■ Stated exercise: Carry none of the pictures over; write out the complete data exactly.

>> start Dataset records

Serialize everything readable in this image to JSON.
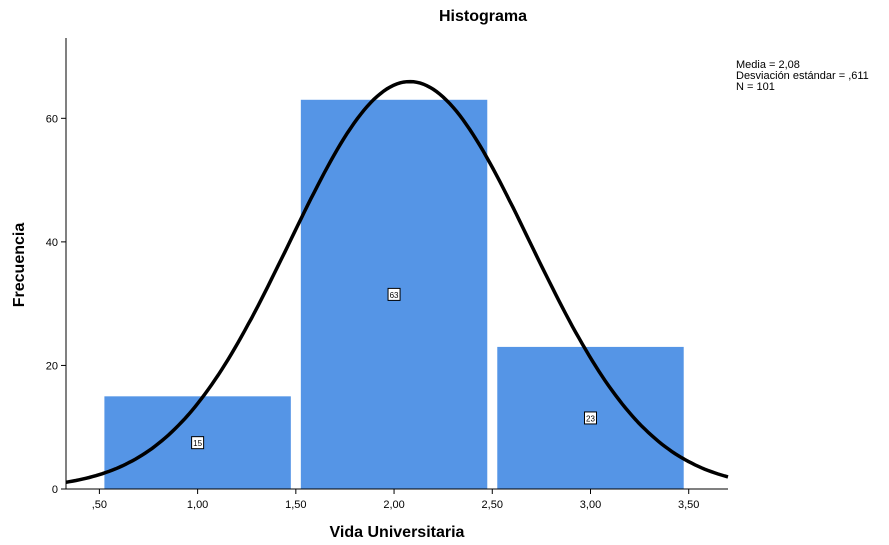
{
  "chart_data": {
    "type": "bar",
    "subtype": "histogram",
    "title": "Histograma",
    "xlabel": "Vida Universitaria",
    "ylabel": "Frecuencia",
    "bins": [
      {
        "from": 0.5,
        "to": 1.5,
        "value": 15,
        "label": "15"
      },
      {
        "from": 1.5,
        "to": 2.5,
        "value": 63,
        "label": "63"
      },
      {
        "from": 2.5,
        "to": 3.5,
        "value": 23,
        "label": "23"
      }
    ],
    "x_ticks": [
      {
        "value": 0.5,
        "label": ",50"
      },
      {
        "value": 1.0,
        "label": "1,00"
      },
      {
        "value": 1.5,
        "label": "1,50"
      },
      {
        "value": 2.0,
        "label": "2,00"
      },
      {
        "value": 2.5,
        "label": "2,50"
      },
      {
        "value": 3.0,
        "label": "3,00"
      },
      {
        "value": 3.5,
        "label": "3,50"
      }
    ],
    "y_ticks": [
      {
        "value": 0,
        "label": "0"
      },
      {
        "value": 20,
        "label": "20"
      },
      {
        "value": 40,
        "label": "40"
      },
      {
        "value": 60,
        "label": "60"
      }
    ],
    "xlim": [
      0.33,
      3.7
    ],
    "ylim": [
      0,
      73
    ],
    "normal_curve": {
      "mean": 2.08,
      "sd": 0.611,
      "n": 101,
      "bin_width": 1.0
    },
    "stats": {
      "mean_label": "Media = 2,08",
      "sd_label": "Desviación estándar = ,611",
      "n_label": "N = 101"
    },
    "colors": {
      "bar": "#5595e6",
      "curve": "#000000",
      "axis": "#000000"
    },
    "grid": false,
    "legend": "none"
  }
}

>> end Dataset records

■ Full response:
Serialize everything readable in this image to JSON.
{
  "chart_data": {
    "type": "bar",
    "subtype": "histogram",
    "title": "Histograma",
    "xlabel": "Vida Universitaria",
    "ylabel": "Frecuencia",
    "bins": [
      {
        "from": 0.5,
        "to": 1.5,
        "value": 15,
        "label": "15"
      },
      {
        "from": 1.5,
        "to": 2.5,
        "value": 63,
        "label": "63"
      },
      {
        "from": 2.5,
        "to": 3.5,
        "value": 23,
        "label": "23"
      }
    ],
    "x_ticks": [
      {
        "value": 0.5,
        "label": ",50"
      },
      {
        "value": 1.0,
        "label": "1,00"
      },
      {
        "value": 1.5,
        "label": "1,50"
      },
      {
        "value": 2.0,
        "label": "2,00"
      },
      {
        "value": 2.5,
        "label": "2,50"
      },
      {
        "value": 3.0,
        "label": "3,00"
      },
      {
        "value": 3.5,
        "label": "3,50"
      }
    ],
    "y_ticks": [
      {
        "value": 0,
        "label": "0"
      },
      {
        "value": 20,
        "label": "20"
      },
      {
        "value": 40,
        "label": "40"
      },
      {
        "value": 60,
        "label": "60"
      }
    ],
    "xlim": [
      0.33,
      3.7
    ],
    "ylim": [
      0,
      73
    ],
    "normal_curve": {
      "mean": 2.08,
      "sd": 0.611,
      "n": 101,
      "bin_width": 1.0
    },
    "stats": {
      "mean_label": "Media = 2,08",
      "sd_label": "Desviación estándar = ,611",
      "n_label": "N = 101"
    },
    "colors": {
      "bar": "#5595e6",
      "curve": "#000000",
      "axis": "#000000"
    },
    "grid": false,
    "legend": "none"
  }
}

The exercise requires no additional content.